● **Exercise directions**: Transcribe all the entries word for word, omitting any pictures they contain.

[Collected data]
'''

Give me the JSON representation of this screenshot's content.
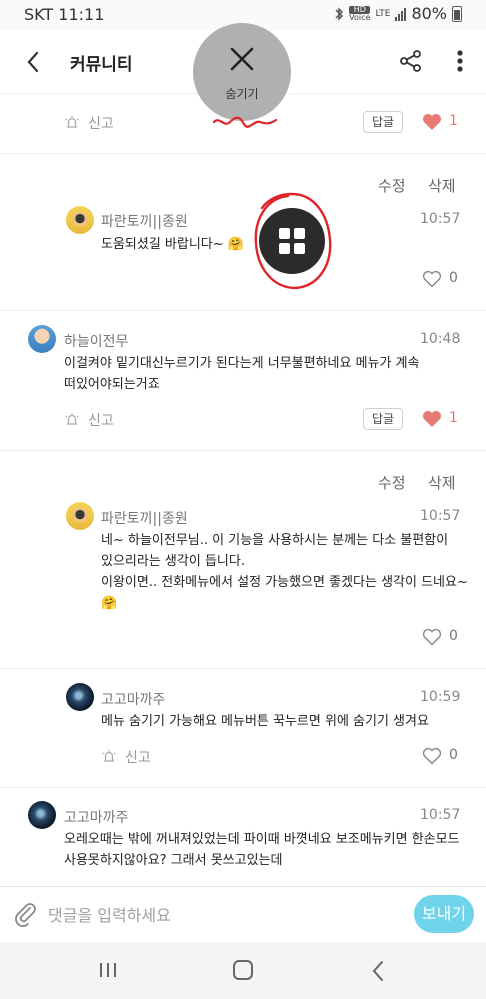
{
  "status_bar": {
    "carrier_time": "SKT 11:11",
    "hd_label": "HD",
    "voice_label": "Voice",
    "lte_label": "LTE",
    "battery": "80%"
  },
  "app_bar": {
    "title": "커뮤니티",
    "icons": [
      "back-arrow-icon",
      "share-icon",
      "more-vertical-icon"
    ]
  },
  "overlay": {
    "hide_label": "숨기기",
    "close_icon": "close-icon",
    "fab_icon": "grid-icon"
  },
  "comments": [
    {
      "report_label": "신고",
      "reply_label": "답글",
      "likes": "1",
      "liked": true
    },
    {
      "edit_label": "수정",
      "delete_label": "삭제",
      "name": "파란토끼||종원",
      "time": "10:57",
      "text_lines": [
        "도움되셨길 바랍니다~ 🤗"
      ],
      "likes": "0",
      "liked": false
    },
    {
      "name": "하늘이전무",
      "time": "10:48",
      "text_lines": [
        "이걸켜야 밑기대신누르기가 된다는게 너무불편하네요 메뉴가 계속",
        "떠있어야되는거죠"
      ],
      "report_label": "신고",
      "reply_label": "답글",
      "likes": "1",
      "liked": true
    },
    {
      "edit_label": "수정",
      "delete_label": "삭제",
      "name": "파란토끼||종원",
      "time": "10:57",
      "text_lines": [
        "네~ 하늘이전무님.. 이 기능을 사용하시는 분께는 다소 불편함이",
        "있으리라는 생각이 듭니다.",
        "이왕이면.. 전화메뉴에서 설정 가능했으면 좋겠다는 생각이 드네요~",
        "🤗"
      ],
      "likes": "0",
      "liked": false
    },
    {
      "name": "고고마까주",
      "time": "10:59",
      "text_lines": [
        "메뉴 숨기기 가능해요  메뉴버튼 꾹누르면 위에 숨기기 생겨요"
      ],
      "report_label": "신고",
      "likes": "0",
      "liked": false
    },
    {
      "name": "고고마까주",
      "time": "10:57",
      "text_lines": [
        "오레오때는 밖에 꺼내져있었는데 파이때 바꼇네요 보조메뉴키면 한손모드",
        "사용못하지않아요? 그래서 못쓰고있는데"
      ]
    }
  ],
  "input_bar": {
    "placeholder": "댓글을 입력하세요",
    "send_label": "보내기",
    "attach_icon": "paperclip-icon"
  },
  "nav_bar": {
    "icons": [
      "recents-icon",
      "home-icon",
      "back-icon"
    ]
  },
  "colors": {
    "accent": "#6fd3ea",
    "heart": "#e67b74",
    "annotation_red": "#e0252a"
  }
}
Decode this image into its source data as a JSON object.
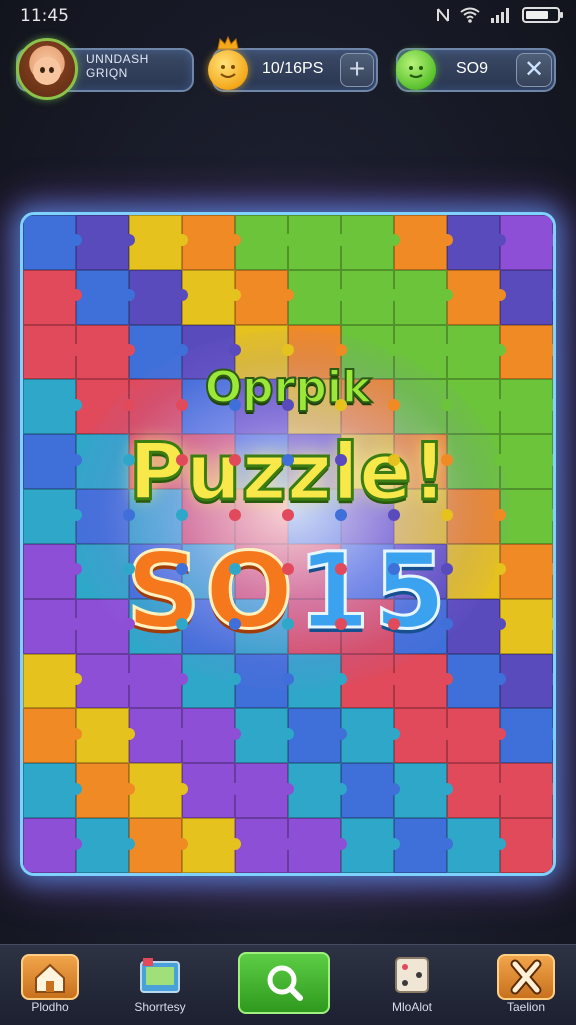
{
  "status_bar": {
    "time": "11:45"
  },
  "profile": {
    "name_line1": "UNNDASH",
    "name_line2": "GRIQN"
  },
  "coins": {
    "value": "10/16PS",
    "plus_label": "+"
  },
  "gems": {
    "value": "SO9",
    "close_label": "✕"
  },
  "banner": {
    "subtitle": "Oprpik",
    "title": "Puzzle!",
    "score_part1": "SO",
    "score_part2": "15"
  },
  "bottom_nav": [
    {
      "id": "home",
      "label": "Plodho"
    },
    {
      "id": "story",
      "label": "Shorrtesy"
    },
    {
      "id": "search",
      "label": ""
    },
    {
      "id": "match",
      "label": "MloAlot"
    },
    {
      "id": "cancel",
      "label": "Taelion"
    }
  ],
  "colors": {
    "accent_green": "#6bc43a",
    "accent_orange": "#f5781d",
    "accent_blue": "#3aa2ee",
    "board_border": "#7fd1ff"
  }
}
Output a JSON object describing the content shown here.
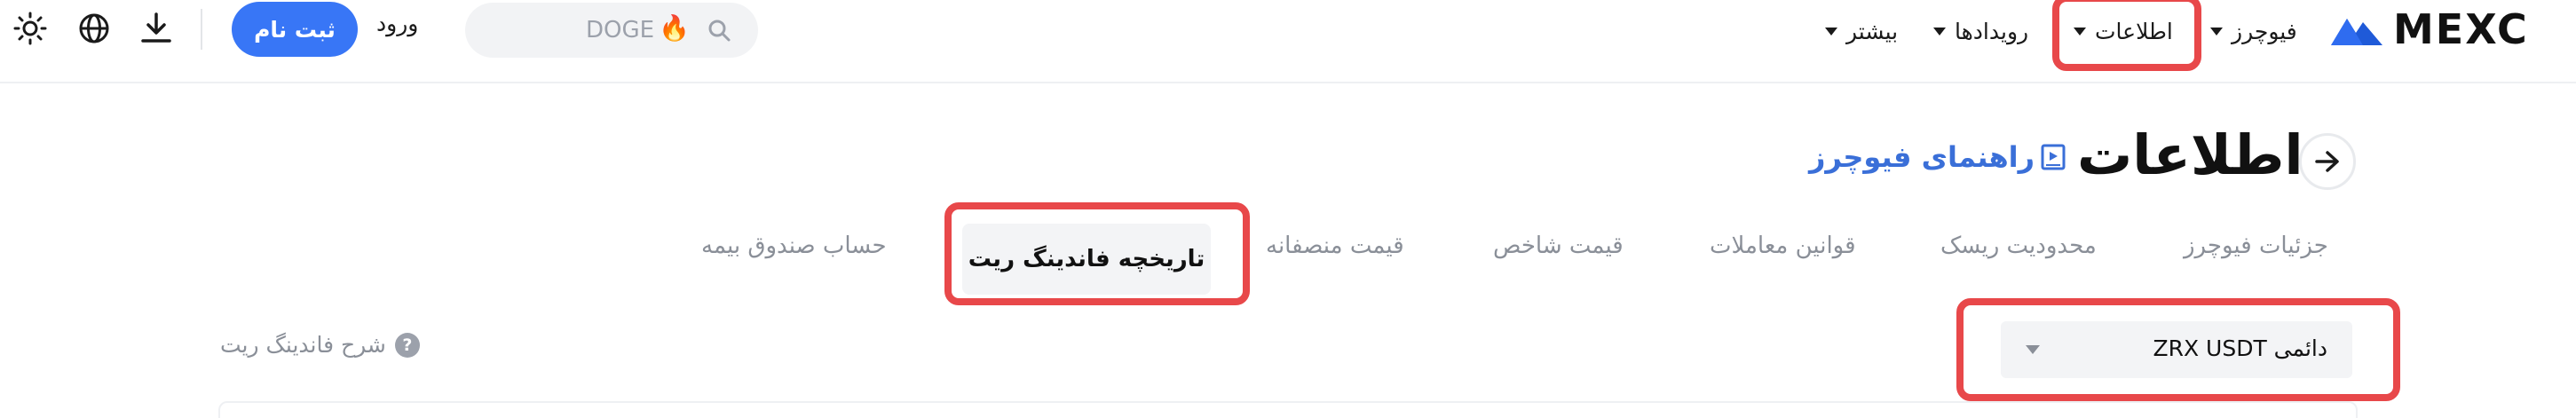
{
  "header": {
    "logo": {
      "text": "MEXC",
      "icon": "mexc-mountain-logo"
    },
    "nav": [
      {
        "label": "فیوچرز",
        "has_caret": true
      },
      {
        "label": "اطلاعات",
        "has_caret": true,
        "highlighted": true
      },
      {
        "label": "رویدادها",
        "has_caret": true
      },
      {
        "label": "بیشتر",
        "has_caret": true
      }
    ],
    "search": {
      "placeholder": "DOGE",
      "icons": [
        "search-icon",
        "fire-icon"
      ]
    },
    "login_label": "ورود",
    "signup_label": "ثبت نام",
    "icons": [
      "download-icon",
      "globe-icon",
      "theme-sun-icon"
    ]
  },
  "page": {
    "title": "اطلاعات",
    "guide_link": "راهنمای فیوچرز",
    "tabs": [
      {
        "label": "جزئیات فیوچرز"
      },
      {
        "label": "محدودیت ریسک"
      },
      {
        "label": "قوانین معاملات"
      },
      {
        "label": "قیمت شاخص"
      },
      {
        "label": "قیمت منصفانه"
      },
      {
        "label": "تاریخچه فاندینگ ریت",
        "active": true
      },
      {
        "label": "حساب صندوق بیمه"
      }
    ],
    "contract_select": {
      "value": "دائمی ZRX USDT"
    },
    "funding_explain": "شرح فاندینگ ریت",
    "help_symbol": "?"
  },
  "colors": {
    "accent_blue": "#3876f6",
    "link_blue": "#3a6fd8",
    "highlight_red": "#e8484a",
    "muted_text": "#8a8f98"
  }
}
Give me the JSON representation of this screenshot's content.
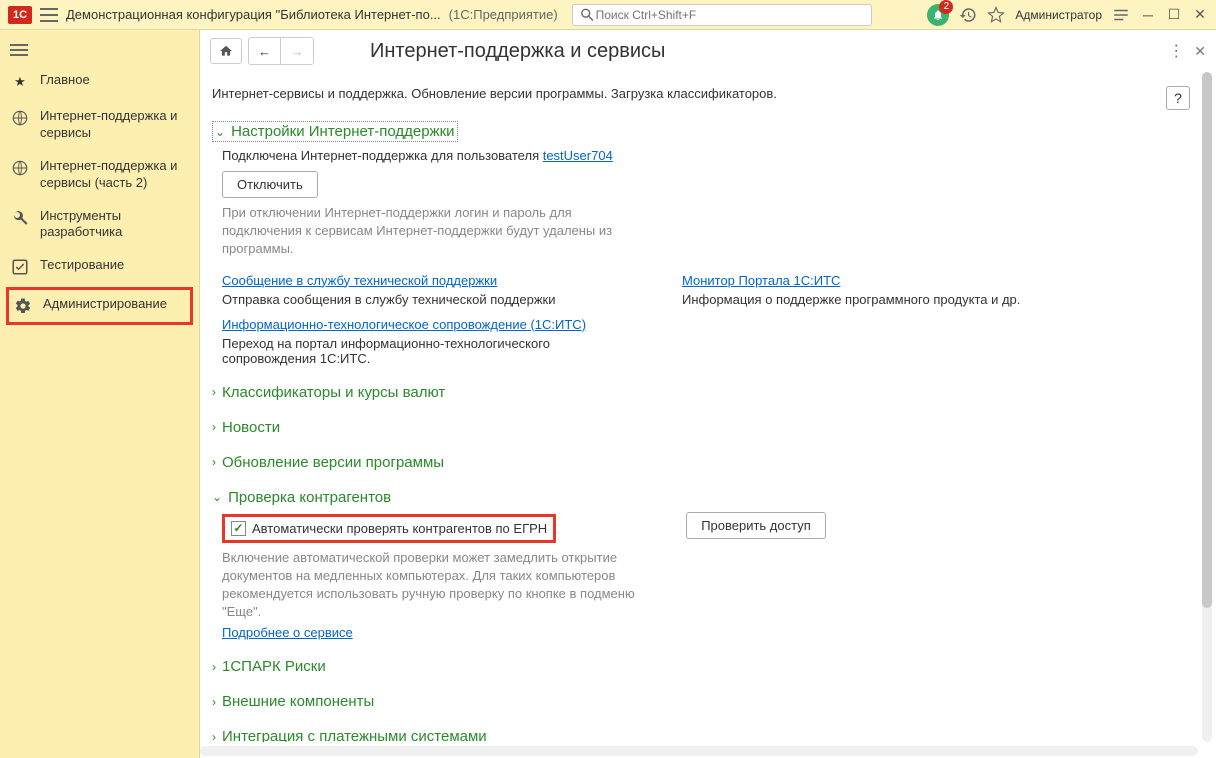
{
  "titlebar": {
    "logo": "1C",
    "title": "Демонстрационная конфигурация \"Библиотека Интернет-по...",
    "subtitle": "(1С:Предприятие)",
    "search_placeholder": "Поиск Ctrl+Shift+F",
    "badge_count": "2",
    "user_label": "Администратор"
  },
  "sidebar": {
    "items": [
      {
        "label": "Главное"
      },
      {
        "label": "Интернет-поддержка и сервисы"
      },
      {
        "label": "Интернет-поддержка и сервисы (часть 2)"
      },
      {
        "label": "Инструменты разработчика"
      },
      {
        "label": "Тестирование"
      },
      {
        "label": "Администрирование"
      }
    ]
  },
  "page": {
    "title": "Интернет-поддержка и сервисы",
    "description": "Интернет-сервисы и поддержка. Обновление версии программы. Загрузка классификаторов.",
    "help": "?"
  },
  "support": {
    "header": "Настройки Интернет-поддержки",
    "connected_text": "Подключена Интернет-поддержка для пользователя ",
    "user_link": "testUser704",
    "disable_btn": "Отключить",
    "disable_hint": "При отключении Интернет-поддержки логин и пароль для подключения к сервисам Интернет-поддержки будут удалены из программы."
  },
  "links": {
    "left1": "Сообщение в службу технической поддержки",
    "left1_desc": "Отправка сообщения в службу технической поддержки",
    "left2": "Информационно-технологическое сопровождение (1С:ИТС)",
    "left2_desc": "Переход на портал информационно-технологического сопровождения 1С:ИТС.",
    "right1": "Монитор Портала 1С:ИТС",
    "right1_desc": "Информация о поддержке программного продукта и др."
  },
  "sections": {
    "s1": "Классификаторы и курсы валют",
    "s2": "Новости",
    "s3": "Обновление версии программы",
    "s4": "Проверка контрагентов",
    "s5": "1СПАРК Риски",
    "s6": "Внешние компоненты",
    "s7": "Интеграция с платежными системами"
  },
  "counterparty": {
    "checkbox_label": "Автоматически проверять контрагентов по ЕГРН",
    "button": "Проверить доступ",
    "hint": "Включение автоматической проверки может замедлить открытие документов на медленных компьютерах. Для таких компьютеров рекомендуется использовать ручную проверку по кнопке в подменю \"Еще\".",
    "more_link": "Подробнее о сервисе"
  }
}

'''

● **Problem solution**:
Give me the JSON representation of this screenshot's content.
{
  "status_bar": {
    "carrier_time": "SKT 11:11",
    "hd_label": "HD",
    "voice_label": "Voice",
    "lte_label": "LTE",
    "battery": "80%"
  },
  "app_bar": {
    "title": "커뮤니티",
    "icons": [
      "back-arrow-icon",
      "share-icon",
      "more-vertical-icon"
    ]
  },
  "overlay": {
    "hide_label": "숨기기",
    "close_icon": "close-icon",
    "fab_icon": "grid-icon"
  },
  "comments": [
    {
      "report_label": "신고",
      "reply_label": "답글",
      "likes": "1",
      "liked": true
    },
    {
      "edit_label": "수정",
      "delete_label": "삭제",
      "name": "파란토끼||종원",
      "time": "10:57",
      "text_lines": [
        "도움되셨길 바랍니다~ 🤗"
      ],
      "likes": "0",
      "liked": false
    },
    {
      "name": "하늘이전무",
      "time": "10:48",
      "text_lines": [
        "이걸켜야 밑기대신누르기가 된다는게 너무불편하네요 메뉴가 계속",
        "떠있어야되는거죠"
      ],
      "report_label": "신고",
      "reply_label": "답글",
      "likes": "1",
      "liked": true
    },
    {
      "edit_label": "수정",
      "delete_label": "삭제",
      "name": "파란토끼||종원",
      "time": "10:57",
      "text_lines": [
        "네~ 하늘이전무님.. 이 기능을 사용하시는 분께는 다소 불편함이",
        "있으리라는 생각이 듭니다.",
        "이왕이면.. 전화메뉴에서 설정 가능했으면 좋겠다는 생각이 드네요~",
        "🤗"
      ],
      "likes": "0",
      "liked": false
    },
    {
      "name": "고고마까주",
      "time": "10:59",
      "text_lines": [
        "메뉴 숨기기 가능해요  메뉴버튼 꾹누르면 위에 숨기기 생겨요"
      ],
      "report_label": "신고",
      "likes": "0",
      "liked": false
    },
    {
      "name": "고고마까주",
      "time": "10:57",
      "text_lines": [
        "오레오때는 밖에 꺼내져있었는데 파이때 바꼇네요 보조메뉴키면 한손모드",
        "사용못하지않아요? 그래서 못쓰고있는데"
      ]
    }
  ],
  "input_bar": {
    "placeholder": "댓글을 입력하세요",
    "send_label": "보내기",
    "attach_icon": "paperclip-icon"
  },
  "nav_bar": {
    "icons": [
      "recents-icon",
      "home-icon",
      "back-icon"
    ]
  },
  "colors": {
    "accent": "#6fd3ea",
    "heart": "#e67b74",
    "annotation_red": "#e0252a"
  }
}
Decode this image into its source data as a JSON object.
{
  "status_bar": {
    "time": "11:45"
  },
  "profile": {
    "name_line1": "UNNDASH",
    "name_line2": "GRIQN"
  },
  "coins": {
    "value": "10/16PS",
    "plus_label": "+"
  },
  "gems": {
    "value": "SO9",
    "close_label": "✕"
  },
  "banner": {
    "subtitle": "Oprpik",
    "title": "Puzzle!",
    "score_part1": "SO",
    "score_part2": "15"
  },
  "bottom_nav": [
    {
      "id": "home",
      "label": "Plodho"
    },
    {
      "id": "story",
      "label": "Shorrtesy"
    },
    {
      "id": "search",
      "label": ""
    },
    {
      "id": "match",
      "label": "MloAlot"
    },
    {
      "id": "cancel",
      "label": "Taelion"
    }
  ],
  "colors": {
    "accent_green": "#6bc43a",
    "accent_orange": "#f5781d",
    "accent_blue": "#3aa2ee",
    "board_border": "#7fd1ff"
  }
}
Output a JSON object describing the content shown here.
{
  "header": {
    "logo": {
      "text": "MEXC",
      "icon": "mexc-mountain-logo"
    },
    "nav": [
      {
        "label": "فیوچرز",
        "has_caret": true
      },
      {
        "label": "اطلاعات",
        "has_caret": true,
        "highlighted": true
      },
      {
        "label": "رویدادها",
        "has_caret": true
      },
      {
        "label": "بیشتر",
        "has_caret": true
      }
    ],
    "search": {
      "placeholder": "DOGE",
      "icons": [
        "search-icon",
        "fire-icon"
      ]
    },
    "login_label": "ورود",
    "signup_label": "ثبت نام",
    "icons": [
      "download-icon",
      "globe-icon",
      "theme-sun-icon"
    ]
  },
  "page": {
    "title": "اطلاعات",
    "guide_link": "راهنمای فیوچرز",
    "tabs": [
      {
        "label": "جزئیات فیوچرز"
      },
      {
        "label": "محدودیت ریسک"
      },
      {
        "label": "قوانین معاملات"
      },
      {
        "label": "قیمت شاخص"
      },
      {
        "label": "قیمت منصفانه"
      },
      {
        "label": "تاریخچه فاندینگ ریت",
        "active": true
      },
      {
        "label": "حساب صندوق بیمه"
      }
    ],
    "contract_select": {
      "value": "دائمی ZRX USDT"
    },
    "funding_explain": "شرح فاندینگ ریت",
    "help_symbol": "?"
  },
  "colors": {
    "accent_blue": "#3876f6",
    "link_blue": "#3a6fd8",
    "highlight_red": "#e8484a",
    "muted_text": "#8a8f98"
  }
}
Give me the JSON representation of this screenshot's content.
{
  "titlebar": {
    "logo": "1C",
    "title": "Демонстрационная конфигурация \"Библиотека Интернет-по...",
    "subtitle": "(1С:Предприятие)",
    "search_placeholder": "Поиск Ctrl+Shift+F",
    "badge_count": "2",
    "user_label": "Администратор"
  },
  "sidebar": {
    "items": [
      {
        "label": "Главное"
      },
      {
        "label": "Интернет-поддержка и сервисы"
      },
      {
        "label": "Интернет-поддержка и сервисы (часть 2)"
      },
      {
        "label": "Инструменты разработчика"
      },
      {
        "label": "Тестирование"
      },
      {
        "label": "Администрирование"
      }
    ]
  },
  "page": {
    "title": "Интернет-поддержка и сервисы",
    "description": "Интернет-сервисы и поддержка. Обновление версии программы. Загрузка классификаторов.",
    "help": "?"
  },
  "support": {
    "header": "Настройки Интернет-поддержки",
    "connected_text": "Подключена Интернет-поддержка для пользователя ",
    "user_link": "testUser704",
    "disable_btn": "Отключить",
    "disable_hint": "При отключении Интернет-поддержки логин и пароль для подключения к сервисам Интернет-поддержки будут удалены из программы."
  },
  "links": {
    "left1": "Сообщение в службу технической поддержки",
    "left1_desc": "Отправка сообщения в службу технической поддержки",
    "left2": "Информационно-технологическое сопровождение (1С:ИТС)",
    "left2_desc": "Переход на портал информационно-технологического сопровождения 1С:ИТС.",
    "right1": "Монитор Портала 1С:ИТС",
    "right1_desc": "Информация о поддержке программного продукта и др."
  },
  "sections": {
    "s1": "Классификаторы и курсы валют",
    "s2": "Новости",
    "s3": "Обновление версии программы",
    "s4": "Проверка контрагентов",
    "s5": "1СПАРК Риски",
    "s6": "Внешние компоненты",
    "s7": "Интеграция с платежными системами"
  },
  "counterparty": {
    "checkbox_label": "Автоматически проверять контрагентов по ЕГРН",
    "button": "Проверить доступ",
    "hint": "Включение автоматической проверки может замедлить открытие документов на медленных компьютерах. Для таких компьютеров рекомендуется использовать ручную проверку по кнопке в подменю \"Еще\".",
    "more_link": "Подробнее о сервисе"
  }
}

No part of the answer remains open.